- Task:
Collect each line holding the string "Spirits".

· · · ·

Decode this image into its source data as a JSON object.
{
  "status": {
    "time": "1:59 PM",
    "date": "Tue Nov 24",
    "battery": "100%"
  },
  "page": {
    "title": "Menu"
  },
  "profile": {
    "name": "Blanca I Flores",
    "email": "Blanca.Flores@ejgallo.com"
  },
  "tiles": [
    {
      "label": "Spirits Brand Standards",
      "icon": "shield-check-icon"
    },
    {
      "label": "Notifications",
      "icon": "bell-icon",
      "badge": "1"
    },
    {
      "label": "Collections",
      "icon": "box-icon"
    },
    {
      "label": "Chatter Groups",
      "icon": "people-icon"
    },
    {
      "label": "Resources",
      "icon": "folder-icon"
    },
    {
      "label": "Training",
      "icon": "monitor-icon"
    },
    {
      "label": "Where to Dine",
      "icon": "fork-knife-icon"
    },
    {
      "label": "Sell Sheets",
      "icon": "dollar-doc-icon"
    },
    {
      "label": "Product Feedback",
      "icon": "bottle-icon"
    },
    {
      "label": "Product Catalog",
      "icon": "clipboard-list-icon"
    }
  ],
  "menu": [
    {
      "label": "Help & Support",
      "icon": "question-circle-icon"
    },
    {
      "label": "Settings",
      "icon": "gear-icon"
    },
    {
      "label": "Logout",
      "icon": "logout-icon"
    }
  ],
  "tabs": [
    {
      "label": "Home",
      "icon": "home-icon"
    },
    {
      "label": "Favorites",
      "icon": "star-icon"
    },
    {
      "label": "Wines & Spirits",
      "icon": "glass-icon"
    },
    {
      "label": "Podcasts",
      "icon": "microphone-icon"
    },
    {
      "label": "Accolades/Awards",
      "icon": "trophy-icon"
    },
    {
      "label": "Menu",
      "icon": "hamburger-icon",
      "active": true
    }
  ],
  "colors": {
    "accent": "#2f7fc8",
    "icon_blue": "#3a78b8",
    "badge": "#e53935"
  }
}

· · · ·

- Problem solution:
      "label": "Spirits Brand Standards",
      "label": "Wines & Spirits",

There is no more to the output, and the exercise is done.